Records from a dataset
= = = =

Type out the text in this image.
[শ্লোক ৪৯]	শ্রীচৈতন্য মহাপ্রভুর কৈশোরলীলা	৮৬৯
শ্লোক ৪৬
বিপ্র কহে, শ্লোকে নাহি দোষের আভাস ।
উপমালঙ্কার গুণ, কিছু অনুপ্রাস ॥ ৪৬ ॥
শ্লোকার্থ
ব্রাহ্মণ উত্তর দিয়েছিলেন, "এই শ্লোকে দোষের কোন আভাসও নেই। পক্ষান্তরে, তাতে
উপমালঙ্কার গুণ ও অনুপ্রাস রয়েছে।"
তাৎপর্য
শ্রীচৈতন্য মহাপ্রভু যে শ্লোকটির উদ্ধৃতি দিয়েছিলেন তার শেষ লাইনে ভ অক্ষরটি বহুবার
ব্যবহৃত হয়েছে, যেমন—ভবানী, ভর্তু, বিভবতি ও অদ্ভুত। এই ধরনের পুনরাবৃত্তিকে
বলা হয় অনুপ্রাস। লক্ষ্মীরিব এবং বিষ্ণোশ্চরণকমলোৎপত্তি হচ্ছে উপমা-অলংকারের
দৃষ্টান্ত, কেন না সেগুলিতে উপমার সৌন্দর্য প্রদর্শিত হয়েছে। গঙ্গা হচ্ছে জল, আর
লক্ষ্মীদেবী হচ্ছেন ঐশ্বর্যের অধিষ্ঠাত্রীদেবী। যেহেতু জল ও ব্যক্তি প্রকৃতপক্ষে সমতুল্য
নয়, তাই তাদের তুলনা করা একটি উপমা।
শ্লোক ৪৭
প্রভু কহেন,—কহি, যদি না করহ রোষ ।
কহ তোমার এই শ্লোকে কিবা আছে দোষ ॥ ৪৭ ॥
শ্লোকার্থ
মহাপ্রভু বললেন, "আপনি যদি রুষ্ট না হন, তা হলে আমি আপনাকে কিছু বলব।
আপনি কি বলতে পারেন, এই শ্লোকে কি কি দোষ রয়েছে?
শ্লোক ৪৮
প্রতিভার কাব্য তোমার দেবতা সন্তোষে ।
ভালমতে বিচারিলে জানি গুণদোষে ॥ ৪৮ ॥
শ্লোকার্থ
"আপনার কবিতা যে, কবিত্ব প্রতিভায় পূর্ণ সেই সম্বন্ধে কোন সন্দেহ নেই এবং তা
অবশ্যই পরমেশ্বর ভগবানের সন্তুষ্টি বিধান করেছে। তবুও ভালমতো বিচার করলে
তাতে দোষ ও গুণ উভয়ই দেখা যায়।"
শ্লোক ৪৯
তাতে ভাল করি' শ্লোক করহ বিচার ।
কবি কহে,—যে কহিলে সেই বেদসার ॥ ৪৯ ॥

= = = =

Go through the material above line by line and copy it exactly.

• **CORRECT RESULT**:
Type out the text in this image.
[শ্লোক ৪৯]	শ্রীচৈতন্য মহাপ্রভুর কৈশোরলীলা	৮৬৯
শ্লোক ৪৬
বিপ্র কহে, শ্লোকে নাহি দোষের আভাস ।
উপমালঙ্কার গুণ, কিছু অনুপ্রাস ॥ ৪৬ ॥
শ্লোকার্থ
ব্রাহ্মণ উত্তর দিয়েছিলেন, "এই শ্লোকে দোষের কোন আভাসও নেই। পক্ষান্তরে, তাতে
উপমালঙ্কার গুণ ও অনুপ্রাস রয়েছে।"
তাৎপর্য
শ্রীচৈতন্য মহাপ্রভু যে শ্লোকটির উদ্ধৃতি দিয়েছিলেন তার শেষ লাইনে ভ অক্ষরটি বহুবার
ব্যবহৃত হয়েছে, যেমন—ভবানী, ভর্তু, বিভবতি ও অদ্ভুত। এই ধরনের পুনরাবৃত্তিকে
বলা হয় অনুপ্রাস। লক্ষ্মীরিব এবং বিষ্ণোশ্চরণকমলোৎপত্তি হচ্ছে উপমা-অলংকারের
দৃষ্টান্ত, কেন না সেগুলিতে উপমার সৌন্দর্য প্রদর্শিত হয়েছে। গঙ্গা হচ্ছে জল, আর
লক্ষ্মীদেবী হচ্ছেন ঐশ্বর্যের অধিষ্ঠাত্রীদেবী। যেহেতু জল ও ব্যক্তি প্রকৃতপক্ষে সমতুল্য
নয়, তাই তাদের তুলনা করা একটি উপমা।
শ্লোক ৪৭
প্রভু কহেন,—কহি, যদি না করহ রোষ ।
কহ তোমার এই শ্লোকে কিবা আছে দোষ ॥ ৪৭ ॥
শ্লোকার্থ
মহাপ্রভু বললেন, "আপনি যদি রুষ্ট না হন, তা হলে আমি আপনাকে কিছু বলব।
আপনি কি বলতে পারেন, এই শ্লোকে কি কি দোষ রয়েছে?
শ্লোক ৪৮
প্রতিভার কাব্য তোমার দেবতা সন্তোষে ।
ভালমতে বিচারিলে জানি গুণদোষে ॥ ৪৮ ॥
শ্লোকার্থ
"আপনার কবিতা যে, কবিত্ব প্রতিভায় পূর্ণ সেই সম্বন্ধে কোন সন্দেহ নেই এবং তা
অবশ্যই পরমেশ্বর ভগবানের সন্তুষ্টি বিধান করেছে। তবুও ভালমতো বিচার করলে
তাতে দোষ ও গুণ উভয়ই দেখা যায়।"
শ্লোক ৪৯
তাতে ভাল করি' শ্লোক করহ বিচার ।
কবি কহে,—যে কহিলে সেই বেদসার ॥ ৪৯ ॥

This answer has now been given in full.